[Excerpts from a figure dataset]

——

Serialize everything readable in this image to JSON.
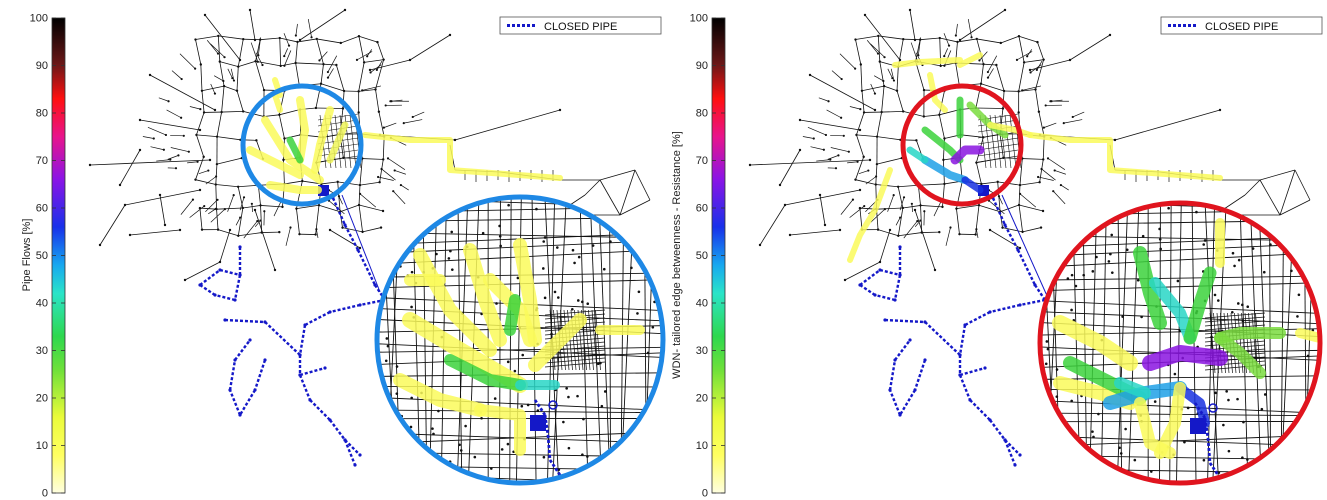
{
  "panels": [
    {
      "colorbar_label": "Pipe Flows [%]",
      "legend_label": "CLOSED PIPE",
      "ticks": [
        0,
        10,
        20,
        30,
        40,
        50,
        60,
        70,
        80,
        90,
        100
      ],
      "highlight_color": "#1E88E5"
    },
    {
      "colorbar_label": "WDN- tailored edge  betweenness - Resistance [%]",
      "legend_label": "CLOSED PIPE",
      "ticks": [
        0,
        10,
        20,
        30,
        40,
        50,
        60,
        70,
        80,
        90,
        100
      ],
      "highlight_color": "#E0141E"
    }
  ],
  "colors": {
    "closed_pipe": "#1418C8",
    "pipe": "#111111",
    "colormap": [
      "#FFFFE0",
      "#FFFF50",
      "#C8F03C",
      "#3CDC3C",
      "#28E6C8",
      "#14A0F0",
      "#1414E6",
      "#9614E6",
      "#E61482",
      "#FF0A0A",
      "#6E1414",
      "#000000"
    ]
  }
}
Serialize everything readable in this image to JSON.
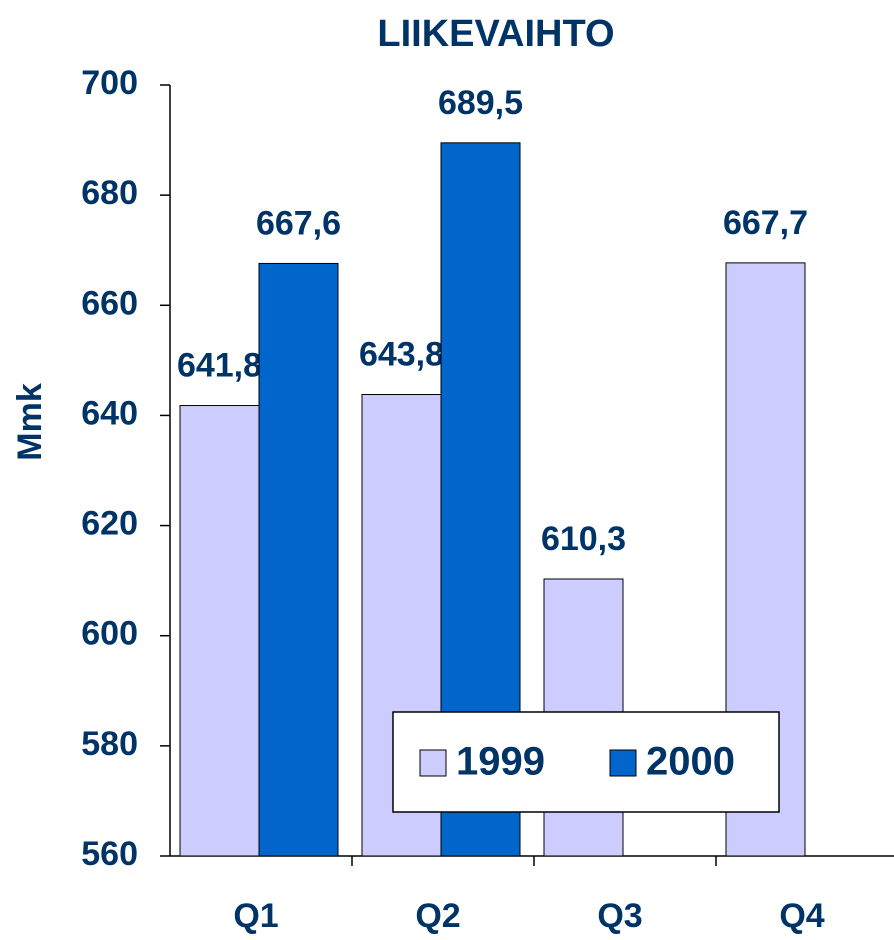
{
  "chart_data": {
    "type": "bar",
    "title": "LIIKEVAIHTO",
    "y_label": "Mmk",
    "categories": [
      "Q1",
      "Q2",
      "Q3",
      "Q4"
    ],
    "series": [
      {
        "name": "1999",
        "color": "#ccccff",
        "values": [
          641.8,
          643.8,
          610.3,
          667.7
        ],
        "value_labels": [
          "641,8",
          "643,8",
          "610,3",
          "667,7"
        ]
      },
      {
        "name": "2000",
        "color": "#0066cc",
        "values": [
          667.6,
          689.5,
          null,
          null
        ],
        "value_labels": [
          "667,6",
          "689,5",
          null,
          null
        ]
      }
    ],
    "ylim": [
      560,
      700
    ],
    "yticks": [
      560,
      580,
      600,
      620,
      640,
      660,
      680,
      700
    ],
    "grid": false,
    "legend": "bottom-right"
  }
}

——

[Aim]: Make an exact copy of all entries above, dropping the images.

[Complete response]:
Serialize everything readable in this image to JSON.
{
  "panels": [
    {
      "colorbar_label": "Pipe Flows [%]",
      "legend_label": "CLOSED PIPE",
      "ticks": [
        0,
        10,
        20,
        30,
        40,
        50,
        60,
        70,
        80,
        90,
        100
      ],
      "highlight_color": "#1E88E5"
    },
    {
      "colorbar_label": "WDN- tailored edge  betweenness - Resistance [%]",
      "legend_label": "CLOSED PIPE",
      "ticks": [
        0,
        10,
        20,
        30,
        40,
        50,
        60,
        70,
        80,
        90,
        100
      ],
      "highlight_color": "#E0141E"
    }
  ],
  "colors": {
    "closed_pipe": "#1418C8",
    "pipe": "#111111",
    "colormap": [
      "#FFFFE0",
      "#FFFF50",
      "#C8F03C",
      "#3CDC3C",
      "#28E6C8",
      "#14A0F0",
      "#1414E6",
      "#9614E6",
      "#E61482",
      "#FF0A0A",
      "#6E1414",
      "#000000"
    ]
  }
}
Serialize everything readable in this image to JSON.
{
  "chart_data": {
    "type": "bar",
    "title": "LIIKEVAIHTO",
    "y_label": "Mmk",
    "categories": [
      "Q1",
      "Q2",
      "Q3",
      "Q4"
    ],
    "series": [
      {
        "name": "1999",
        "color": "#ccccff",
        "values": [
          641.8,
          643.8,
          610.3,
          667.7
        ],
        "value_labels": [
          "641,8",
          "643,8",
          "610,3",
          "667,7"
        ]
      },
      {
        "name": "2000",
        "color": "#0066cc",
        "values": [
          667.6,
          689.5,
          null,
          null
        ],
        "value_labels": [
          "667,6",
          "689,5",
          null,
          null
        ]
      }
    ],
    "ylim": [
      560,
      700
    ],
    "yticks": [
      560,
      580,
      600,
      620,
      640,
      660,
      680,
      700
    ],
    "grid": false,
    "legend": "bottom-right"
  }
}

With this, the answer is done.